[Figure record extracts]
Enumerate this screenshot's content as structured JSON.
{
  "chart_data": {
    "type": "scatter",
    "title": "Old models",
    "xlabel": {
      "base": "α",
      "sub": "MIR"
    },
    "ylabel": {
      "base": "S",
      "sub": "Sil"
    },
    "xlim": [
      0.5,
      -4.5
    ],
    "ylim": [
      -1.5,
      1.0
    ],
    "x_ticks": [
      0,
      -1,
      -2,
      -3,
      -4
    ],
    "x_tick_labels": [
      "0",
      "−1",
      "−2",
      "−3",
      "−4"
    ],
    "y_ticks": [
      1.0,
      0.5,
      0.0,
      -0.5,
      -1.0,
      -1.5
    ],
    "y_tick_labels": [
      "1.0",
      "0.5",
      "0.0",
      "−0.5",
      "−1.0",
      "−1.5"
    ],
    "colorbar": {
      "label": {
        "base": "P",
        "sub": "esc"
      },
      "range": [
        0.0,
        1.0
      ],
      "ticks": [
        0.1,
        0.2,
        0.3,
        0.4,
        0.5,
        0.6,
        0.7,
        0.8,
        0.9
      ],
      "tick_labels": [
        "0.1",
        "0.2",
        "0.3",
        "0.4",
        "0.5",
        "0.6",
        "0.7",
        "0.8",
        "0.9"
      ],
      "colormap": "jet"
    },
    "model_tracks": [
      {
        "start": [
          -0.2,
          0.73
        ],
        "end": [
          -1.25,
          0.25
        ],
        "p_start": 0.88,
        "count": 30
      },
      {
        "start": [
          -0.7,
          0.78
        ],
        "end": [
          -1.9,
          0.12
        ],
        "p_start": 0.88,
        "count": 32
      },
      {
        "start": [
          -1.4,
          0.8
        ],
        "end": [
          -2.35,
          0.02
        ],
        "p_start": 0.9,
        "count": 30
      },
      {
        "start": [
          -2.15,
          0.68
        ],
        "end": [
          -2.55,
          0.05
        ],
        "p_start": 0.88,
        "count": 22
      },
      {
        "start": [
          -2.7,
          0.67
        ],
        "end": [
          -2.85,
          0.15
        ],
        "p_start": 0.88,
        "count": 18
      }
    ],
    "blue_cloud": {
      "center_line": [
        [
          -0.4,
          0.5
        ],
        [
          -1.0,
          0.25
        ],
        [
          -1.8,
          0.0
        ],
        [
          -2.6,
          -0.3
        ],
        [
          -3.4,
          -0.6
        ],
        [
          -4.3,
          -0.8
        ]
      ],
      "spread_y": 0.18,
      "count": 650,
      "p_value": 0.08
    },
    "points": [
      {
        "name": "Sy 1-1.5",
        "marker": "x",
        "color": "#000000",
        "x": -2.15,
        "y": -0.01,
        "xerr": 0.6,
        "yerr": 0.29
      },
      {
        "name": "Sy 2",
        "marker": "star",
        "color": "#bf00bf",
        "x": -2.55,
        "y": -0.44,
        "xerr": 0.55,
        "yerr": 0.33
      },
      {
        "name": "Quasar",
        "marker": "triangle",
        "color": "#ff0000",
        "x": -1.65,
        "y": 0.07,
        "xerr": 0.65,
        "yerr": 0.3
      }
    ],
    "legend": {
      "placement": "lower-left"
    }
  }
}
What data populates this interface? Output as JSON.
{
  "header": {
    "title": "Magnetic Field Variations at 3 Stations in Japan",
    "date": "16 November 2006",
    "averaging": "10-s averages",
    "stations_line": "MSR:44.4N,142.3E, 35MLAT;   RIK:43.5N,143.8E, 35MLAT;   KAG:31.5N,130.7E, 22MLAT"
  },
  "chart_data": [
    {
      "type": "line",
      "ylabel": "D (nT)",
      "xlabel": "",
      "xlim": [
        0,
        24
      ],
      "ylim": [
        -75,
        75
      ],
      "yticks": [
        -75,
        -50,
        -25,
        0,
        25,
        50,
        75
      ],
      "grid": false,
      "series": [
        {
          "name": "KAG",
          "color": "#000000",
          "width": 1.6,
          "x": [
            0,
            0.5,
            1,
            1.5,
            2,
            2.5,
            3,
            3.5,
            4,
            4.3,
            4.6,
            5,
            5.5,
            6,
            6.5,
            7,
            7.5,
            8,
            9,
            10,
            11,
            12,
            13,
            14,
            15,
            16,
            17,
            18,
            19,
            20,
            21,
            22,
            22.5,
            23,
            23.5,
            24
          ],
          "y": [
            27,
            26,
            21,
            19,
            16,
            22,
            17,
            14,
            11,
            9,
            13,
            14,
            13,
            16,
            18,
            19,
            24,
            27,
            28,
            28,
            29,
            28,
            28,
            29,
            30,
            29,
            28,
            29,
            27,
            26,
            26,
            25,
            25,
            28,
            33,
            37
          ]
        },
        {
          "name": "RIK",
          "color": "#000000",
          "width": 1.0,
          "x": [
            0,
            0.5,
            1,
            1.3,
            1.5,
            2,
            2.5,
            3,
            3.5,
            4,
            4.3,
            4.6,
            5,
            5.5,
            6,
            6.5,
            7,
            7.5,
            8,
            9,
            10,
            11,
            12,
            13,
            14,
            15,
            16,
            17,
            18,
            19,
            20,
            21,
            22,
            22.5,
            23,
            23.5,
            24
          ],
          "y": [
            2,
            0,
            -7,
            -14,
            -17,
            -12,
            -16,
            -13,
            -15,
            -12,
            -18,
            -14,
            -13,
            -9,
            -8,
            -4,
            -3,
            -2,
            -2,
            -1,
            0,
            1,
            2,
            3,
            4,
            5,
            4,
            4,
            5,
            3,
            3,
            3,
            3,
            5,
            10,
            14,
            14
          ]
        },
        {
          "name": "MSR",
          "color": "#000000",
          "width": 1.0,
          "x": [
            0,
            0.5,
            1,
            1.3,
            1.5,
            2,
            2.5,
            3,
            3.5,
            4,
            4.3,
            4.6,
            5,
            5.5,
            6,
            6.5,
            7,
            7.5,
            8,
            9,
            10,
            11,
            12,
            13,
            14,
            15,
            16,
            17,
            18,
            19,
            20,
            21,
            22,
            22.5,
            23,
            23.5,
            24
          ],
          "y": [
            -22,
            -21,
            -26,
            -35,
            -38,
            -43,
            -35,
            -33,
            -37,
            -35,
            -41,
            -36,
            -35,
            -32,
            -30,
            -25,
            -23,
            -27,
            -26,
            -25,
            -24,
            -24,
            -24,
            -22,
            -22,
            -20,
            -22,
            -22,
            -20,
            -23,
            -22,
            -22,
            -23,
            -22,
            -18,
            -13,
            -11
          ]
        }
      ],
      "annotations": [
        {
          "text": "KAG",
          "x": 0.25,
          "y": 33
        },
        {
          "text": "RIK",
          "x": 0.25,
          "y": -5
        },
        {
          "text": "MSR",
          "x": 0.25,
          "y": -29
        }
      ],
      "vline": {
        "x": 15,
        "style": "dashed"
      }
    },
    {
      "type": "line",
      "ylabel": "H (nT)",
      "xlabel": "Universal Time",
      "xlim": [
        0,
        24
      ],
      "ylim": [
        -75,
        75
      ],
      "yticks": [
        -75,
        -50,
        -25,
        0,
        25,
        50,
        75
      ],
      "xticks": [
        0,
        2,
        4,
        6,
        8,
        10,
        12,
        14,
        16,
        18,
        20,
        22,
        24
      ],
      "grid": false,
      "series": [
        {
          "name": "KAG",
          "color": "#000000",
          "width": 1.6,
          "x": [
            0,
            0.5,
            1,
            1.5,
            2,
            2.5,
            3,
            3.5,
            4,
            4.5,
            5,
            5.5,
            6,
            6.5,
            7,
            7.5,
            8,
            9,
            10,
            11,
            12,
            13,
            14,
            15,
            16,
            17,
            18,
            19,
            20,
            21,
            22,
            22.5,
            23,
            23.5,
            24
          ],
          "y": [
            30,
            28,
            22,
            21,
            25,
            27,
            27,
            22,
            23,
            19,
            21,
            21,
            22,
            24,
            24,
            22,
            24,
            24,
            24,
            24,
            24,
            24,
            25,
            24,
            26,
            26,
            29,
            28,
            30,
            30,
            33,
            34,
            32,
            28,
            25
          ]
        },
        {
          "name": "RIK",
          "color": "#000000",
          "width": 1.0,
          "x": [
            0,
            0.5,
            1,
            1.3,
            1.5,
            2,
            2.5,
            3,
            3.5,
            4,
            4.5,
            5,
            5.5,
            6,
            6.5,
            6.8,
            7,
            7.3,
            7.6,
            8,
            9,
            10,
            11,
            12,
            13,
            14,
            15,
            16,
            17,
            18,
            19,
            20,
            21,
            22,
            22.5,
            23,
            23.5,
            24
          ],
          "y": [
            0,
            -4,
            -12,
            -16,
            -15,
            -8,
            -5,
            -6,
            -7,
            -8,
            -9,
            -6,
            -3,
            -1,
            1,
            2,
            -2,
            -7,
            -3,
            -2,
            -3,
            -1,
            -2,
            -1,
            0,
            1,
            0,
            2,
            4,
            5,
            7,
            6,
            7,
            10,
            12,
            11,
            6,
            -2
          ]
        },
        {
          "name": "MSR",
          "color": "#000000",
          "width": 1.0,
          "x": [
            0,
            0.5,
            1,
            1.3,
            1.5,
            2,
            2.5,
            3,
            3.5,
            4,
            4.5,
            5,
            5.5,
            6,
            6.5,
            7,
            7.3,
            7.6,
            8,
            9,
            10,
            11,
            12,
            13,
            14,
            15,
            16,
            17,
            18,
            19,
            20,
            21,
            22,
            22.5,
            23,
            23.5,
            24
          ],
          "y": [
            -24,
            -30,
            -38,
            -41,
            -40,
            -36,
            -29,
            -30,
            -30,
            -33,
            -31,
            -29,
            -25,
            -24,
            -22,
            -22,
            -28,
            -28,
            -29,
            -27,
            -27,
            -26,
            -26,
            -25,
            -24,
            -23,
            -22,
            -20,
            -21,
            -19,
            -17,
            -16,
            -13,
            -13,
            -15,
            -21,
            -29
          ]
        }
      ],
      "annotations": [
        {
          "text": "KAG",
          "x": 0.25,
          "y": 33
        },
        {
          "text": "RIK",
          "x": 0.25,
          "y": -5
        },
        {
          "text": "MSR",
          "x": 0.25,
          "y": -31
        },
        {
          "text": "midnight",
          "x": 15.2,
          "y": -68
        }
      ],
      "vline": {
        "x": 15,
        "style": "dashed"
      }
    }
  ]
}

Task requirements. Among the records above, find each line holding the string "marker" and pull it out.

Response to the exercise.
        "marker": "x",
        "marker": "star",
        "marker": "triangle",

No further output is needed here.